◆ WHAT YOU ARE ASKED TO DO ◆
Single out each line with the word "Dynamics" and copy it.

◆ EXERCISE INPUTS ◆
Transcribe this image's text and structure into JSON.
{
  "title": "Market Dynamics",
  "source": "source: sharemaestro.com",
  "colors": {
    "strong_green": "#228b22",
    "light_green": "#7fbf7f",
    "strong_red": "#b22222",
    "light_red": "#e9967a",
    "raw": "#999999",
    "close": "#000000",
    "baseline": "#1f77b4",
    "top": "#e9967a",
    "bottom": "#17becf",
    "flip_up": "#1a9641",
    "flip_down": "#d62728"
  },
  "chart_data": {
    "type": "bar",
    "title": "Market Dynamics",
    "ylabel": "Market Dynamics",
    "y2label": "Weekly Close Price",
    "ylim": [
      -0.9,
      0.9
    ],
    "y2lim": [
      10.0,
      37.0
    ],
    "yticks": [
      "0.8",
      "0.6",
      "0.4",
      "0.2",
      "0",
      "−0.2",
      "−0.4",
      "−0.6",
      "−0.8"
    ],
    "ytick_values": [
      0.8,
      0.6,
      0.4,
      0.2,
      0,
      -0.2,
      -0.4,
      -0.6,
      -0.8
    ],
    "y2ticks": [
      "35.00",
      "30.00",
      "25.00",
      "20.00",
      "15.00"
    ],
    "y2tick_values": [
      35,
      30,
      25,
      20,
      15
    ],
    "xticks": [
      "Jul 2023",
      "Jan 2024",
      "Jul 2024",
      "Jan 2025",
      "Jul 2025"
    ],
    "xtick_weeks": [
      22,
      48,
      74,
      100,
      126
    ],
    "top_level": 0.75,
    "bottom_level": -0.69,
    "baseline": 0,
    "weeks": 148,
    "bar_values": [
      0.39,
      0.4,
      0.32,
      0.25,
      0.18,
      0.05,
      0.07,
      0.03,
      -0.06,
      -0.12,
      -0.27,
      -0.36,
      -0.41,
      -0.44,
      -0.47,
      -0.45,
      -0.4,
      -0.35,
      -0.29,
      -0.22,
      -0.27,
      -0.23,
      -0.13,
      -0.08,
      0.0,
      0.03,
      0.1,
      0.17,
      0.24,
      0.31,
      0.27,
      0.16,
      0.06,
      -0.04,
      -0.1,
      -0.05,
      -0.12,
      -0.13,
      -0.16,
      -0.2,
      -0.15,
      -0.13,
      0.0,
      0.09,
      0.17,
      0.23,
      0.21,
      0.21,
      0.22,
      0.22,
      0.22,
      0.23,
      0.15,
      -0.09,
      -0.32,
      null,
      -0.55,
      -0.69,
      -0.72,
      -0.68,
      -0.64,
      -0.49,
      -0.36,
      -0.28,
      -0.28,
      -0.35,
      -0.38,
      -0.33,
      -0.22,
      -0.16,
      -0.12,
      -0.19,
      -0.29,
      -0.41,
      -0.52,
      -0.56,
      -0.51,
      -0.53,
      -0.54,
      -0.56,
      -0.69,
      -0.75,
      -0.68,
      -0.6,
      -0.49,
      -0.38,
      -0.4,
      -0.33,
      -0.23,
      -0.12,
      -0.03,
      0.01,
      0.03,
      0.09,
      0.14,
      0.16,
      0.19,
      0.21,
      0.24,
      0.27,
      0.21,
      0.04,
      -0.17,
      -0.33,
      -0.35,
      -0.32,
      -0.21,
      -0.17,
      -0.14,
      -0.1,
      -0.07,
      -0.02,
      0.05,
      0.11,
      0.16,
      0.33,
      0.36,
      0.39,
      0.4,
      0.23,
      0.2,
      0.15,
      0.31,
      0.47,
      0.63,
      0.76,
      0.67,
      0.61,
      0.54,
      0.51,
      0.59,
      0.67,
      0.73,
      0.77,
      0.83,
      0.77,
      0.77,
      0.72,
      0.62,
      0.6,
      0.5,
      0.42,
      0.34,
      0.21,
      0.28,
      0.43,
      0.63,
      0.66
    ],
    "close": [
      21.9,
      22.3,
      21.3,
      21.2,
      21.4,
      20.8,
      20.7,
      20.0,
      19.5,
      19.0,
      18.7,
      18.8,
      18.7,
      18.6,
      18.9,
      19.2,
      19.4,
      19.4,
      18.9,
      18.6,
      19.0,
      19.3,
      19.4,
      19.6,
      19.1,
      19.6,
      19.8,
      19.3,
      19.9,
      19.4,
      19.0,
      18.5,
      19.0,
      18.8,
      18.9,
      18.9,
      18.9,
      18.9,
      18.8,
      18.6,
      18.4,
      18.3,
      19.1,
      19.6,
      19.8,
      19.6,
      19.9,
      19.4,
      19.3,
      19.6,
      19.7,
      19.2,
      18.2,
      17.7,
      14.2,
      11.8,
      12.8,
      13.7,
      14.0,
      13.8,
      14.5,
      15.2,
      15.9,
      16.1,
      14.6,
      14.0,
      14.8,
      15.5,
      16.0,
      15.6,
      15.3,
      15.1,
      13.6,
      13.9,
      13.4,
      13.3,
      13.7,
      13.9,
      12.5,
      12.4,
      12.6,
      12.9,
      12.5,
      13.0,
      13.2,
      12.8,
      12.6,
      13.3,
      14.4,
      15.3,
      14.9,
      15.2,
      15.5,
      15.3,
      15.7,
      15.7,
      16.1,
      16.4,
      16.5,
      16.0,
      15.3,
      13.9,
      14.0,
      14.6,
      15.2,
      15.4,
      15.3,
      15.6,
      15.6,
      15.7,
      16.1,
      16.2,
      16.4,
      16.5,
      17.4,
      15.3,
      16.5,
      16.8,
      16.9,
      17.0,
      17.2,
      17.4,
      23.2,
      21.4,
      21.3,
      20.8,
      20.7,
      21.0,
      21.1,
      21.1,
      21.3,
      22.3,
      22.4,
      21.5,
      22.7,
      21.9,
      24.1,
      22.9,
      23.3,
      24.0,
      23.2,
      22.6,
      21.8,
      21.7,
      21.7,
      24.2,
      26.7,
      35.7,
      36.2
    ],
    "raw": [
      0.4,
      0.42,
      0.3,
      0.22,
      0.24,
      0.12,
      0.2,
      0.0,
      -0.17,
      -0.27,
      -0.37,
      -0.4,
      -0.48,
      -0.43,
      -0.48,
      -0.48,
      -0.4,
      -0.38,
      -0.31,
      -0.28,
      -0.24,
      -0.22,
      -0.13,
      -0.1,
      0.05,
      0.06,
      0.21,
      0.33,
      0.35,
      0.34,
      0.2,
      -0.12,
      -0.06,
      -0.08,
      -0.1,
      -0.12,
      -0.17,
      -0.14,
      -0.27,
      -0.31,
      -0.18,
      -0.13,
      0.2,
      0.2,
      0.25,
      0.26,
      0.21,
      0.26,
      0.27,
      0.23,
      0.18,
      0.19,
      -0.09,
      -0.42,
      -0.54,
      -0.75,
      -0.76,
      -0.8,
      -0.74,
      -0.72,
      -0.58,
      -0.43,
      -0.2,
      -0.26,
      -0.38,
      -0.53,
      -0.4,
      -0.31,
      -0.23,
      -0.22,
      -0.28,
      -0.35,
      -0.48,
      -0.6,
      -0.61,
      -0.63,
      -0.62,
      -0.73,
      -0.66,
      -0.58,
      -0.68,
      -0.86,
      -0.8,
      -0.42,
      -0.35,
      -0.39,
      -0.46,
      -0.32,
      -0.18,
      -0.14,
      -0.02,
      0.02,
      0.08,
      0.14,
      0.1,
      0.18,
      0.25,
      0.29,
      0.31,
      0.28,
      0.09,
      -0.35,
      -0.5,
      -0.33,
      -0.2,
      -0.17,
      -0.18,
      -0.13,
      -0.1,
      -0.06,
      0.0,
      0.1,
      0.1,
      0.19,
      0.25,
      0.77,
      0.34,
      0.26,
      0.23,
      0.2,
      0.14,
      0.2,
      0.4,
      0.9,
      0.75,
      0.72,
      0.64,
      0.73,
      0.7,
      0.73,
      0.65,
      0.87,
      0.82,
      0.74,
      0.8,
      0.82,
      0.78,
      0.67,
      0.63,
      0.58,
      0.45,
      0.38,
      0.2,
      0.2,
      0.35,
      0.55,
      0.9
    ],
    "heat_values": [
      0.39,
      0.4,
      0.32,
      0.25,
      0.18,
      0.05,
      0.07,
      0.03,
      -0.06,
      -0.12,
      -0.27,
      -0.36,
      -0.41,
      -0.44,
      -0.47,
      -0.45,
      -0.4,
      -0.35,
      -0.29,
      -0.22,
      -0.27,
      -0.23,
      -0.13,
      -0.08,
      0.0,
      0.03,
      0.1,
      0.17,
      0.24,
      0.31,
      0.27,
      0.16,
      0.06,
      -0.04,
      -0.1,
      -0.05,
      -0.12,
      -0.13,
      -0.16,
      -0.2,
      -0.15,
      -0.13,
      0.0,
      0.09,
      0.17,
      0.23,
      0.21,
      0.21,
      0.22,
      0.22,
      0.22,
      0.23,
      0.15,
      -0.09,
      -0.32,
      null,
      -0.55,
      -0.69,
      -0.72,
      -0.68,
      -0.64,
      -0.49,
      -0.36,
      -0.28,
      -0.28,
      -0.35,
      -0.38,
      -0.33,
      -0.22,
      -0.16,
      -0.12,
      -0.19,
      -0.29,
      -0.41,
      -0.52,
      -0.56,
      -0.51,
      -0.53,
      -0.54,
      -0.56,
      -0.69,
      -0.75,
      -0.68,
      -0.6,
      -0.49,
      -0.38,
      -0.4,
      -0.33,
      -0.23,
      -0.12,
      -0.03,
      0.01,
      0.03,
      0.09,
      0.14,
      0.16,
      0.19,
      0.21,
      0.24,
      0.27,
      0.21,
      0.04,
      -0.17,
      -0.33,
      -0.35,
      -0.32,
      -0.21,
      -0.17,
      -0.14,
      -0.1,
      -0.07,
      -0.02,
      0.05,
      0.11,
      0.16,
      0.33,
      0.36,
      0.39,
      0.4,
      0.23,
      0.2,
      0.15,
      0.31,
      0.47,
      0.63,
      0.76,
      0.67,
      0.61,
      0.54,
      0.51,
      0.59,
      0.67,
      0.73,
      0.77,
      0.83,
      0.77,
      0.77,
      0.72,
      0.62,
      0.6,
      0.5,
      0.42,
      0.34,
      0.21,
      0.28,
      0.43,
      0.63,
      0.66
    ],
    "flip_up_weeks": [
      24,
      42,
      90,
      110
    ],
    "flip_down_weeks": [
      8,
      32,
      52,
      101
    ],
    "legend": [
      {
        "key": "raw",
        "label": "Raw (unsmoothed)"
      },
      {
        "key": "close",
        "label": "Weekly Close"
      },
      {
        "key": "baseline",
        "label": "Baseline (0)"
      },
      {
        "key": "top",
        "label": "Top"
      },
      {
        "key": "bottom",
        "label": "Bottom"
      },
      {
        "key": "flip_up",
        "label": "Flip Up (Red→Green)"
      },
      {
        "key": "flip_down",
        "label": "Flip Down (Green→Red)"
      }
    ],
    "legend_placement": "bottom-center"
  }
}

◆ TASK SOLUTION ◆
  "title": "Market Dynamics",
    "title": "Market Dynamics",
    "ylabel": "Market Dynamics",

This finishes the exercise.